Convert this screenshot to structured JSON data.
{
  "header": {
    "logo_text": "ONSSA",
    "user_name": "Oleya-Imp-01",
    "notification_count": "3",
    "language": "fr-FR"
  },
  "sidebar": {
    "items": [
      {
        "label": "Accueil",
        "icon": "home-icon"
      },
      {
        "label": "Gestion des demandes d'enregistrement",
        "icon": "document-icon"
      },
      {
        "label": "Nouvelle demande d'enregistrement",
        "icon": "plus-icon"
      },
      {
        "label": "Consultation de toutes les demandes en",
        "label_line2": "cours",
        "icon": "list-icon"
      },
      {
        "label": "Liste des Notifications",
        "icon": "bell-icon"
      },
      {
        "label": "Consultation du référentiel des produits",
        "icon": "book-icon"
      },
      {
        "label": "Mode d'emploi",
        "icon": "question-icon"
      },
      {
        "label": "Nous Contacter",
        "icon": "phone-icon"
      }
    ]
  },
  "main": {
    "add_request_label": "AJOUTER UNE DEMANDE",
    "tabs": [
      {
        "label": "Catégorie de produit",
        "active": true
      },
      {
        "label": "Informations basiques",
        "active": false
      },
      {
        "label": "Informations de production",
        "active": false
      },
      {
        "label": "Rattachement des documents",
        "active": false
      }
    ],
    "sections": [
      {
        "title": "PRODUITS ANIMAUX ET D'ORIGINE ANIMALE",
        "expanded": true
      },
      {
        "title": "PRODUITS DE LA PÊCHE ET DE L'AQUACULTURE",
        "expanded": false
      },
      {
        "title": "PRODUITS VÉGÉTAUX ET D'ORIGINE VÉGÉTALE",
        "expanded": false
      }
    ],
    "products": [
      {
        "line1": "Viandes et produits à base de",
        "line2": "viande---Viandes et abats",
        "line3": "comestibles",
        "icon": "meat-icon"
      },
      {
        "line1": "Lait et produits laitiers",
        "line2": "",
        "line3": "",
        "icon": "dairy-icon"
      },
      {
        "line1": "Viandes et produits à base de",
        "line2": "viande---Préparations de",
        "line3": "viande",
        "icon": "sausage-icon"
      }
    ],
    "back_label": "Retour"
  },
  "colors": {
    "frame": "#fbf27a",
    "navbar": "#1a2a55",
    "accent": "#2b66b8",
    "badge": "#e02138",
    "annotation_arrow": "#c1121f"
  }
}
⁂
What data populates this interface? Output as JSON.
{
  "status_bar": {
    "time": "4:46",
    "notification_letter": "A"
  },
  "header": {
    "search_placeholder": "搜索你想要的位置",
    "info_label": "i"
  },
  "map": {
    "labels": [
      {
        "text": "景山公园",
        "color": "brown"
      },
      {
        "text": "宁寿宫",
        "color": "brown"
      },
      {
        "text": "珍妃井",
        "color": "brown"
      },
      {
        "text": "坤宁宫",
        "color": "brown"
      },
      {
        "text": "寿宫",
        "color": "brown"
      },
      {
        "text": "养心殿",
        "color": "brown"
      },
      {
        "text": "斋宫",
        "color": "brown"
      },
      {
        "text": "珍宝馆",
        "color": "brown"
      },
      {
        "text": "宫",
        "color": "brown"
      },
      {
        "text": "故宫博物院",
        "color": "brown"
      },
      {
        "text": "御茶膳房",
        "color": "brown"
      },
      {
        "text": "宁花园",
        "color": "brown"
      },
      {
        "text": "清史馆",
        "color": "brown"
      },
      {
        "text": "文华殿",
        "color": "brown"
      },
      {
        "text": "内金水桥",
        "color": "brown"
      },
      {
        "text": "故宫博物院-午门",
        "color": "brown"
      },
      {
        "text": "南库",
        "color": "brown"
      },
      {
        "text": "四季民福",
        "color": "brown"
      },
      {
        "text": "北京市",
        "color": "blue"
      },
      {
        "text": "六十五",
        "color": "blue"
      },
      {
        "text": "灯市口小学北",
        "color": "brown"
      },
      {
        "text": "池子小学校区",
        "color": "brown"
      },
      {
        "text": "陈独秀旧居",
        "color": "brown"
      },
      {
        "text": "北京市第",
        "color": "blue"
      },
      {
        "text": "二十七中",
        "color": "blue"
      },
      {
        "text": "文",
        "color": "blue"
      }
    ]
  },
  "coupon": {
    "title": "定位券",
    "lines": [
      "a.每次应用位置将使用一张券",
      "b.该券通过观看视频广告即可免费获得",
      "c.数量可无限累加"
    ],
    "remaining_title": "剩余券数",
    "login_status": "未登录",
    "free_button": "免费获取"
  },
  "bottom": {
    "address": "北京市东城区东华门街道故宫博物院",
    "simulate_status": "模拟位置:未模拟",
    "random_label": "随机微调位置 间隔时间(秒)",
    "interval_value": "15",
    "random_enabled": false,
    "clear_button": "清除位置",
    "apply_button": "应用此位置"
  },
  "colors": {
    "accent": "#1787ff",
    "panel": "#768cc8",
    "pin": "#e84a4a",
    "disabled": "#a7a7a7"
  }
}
⁂
— REQUIREMENT —
Tally the lines containing "this". Provide the number without any other words.

— EXERCISE OUTPUT —
2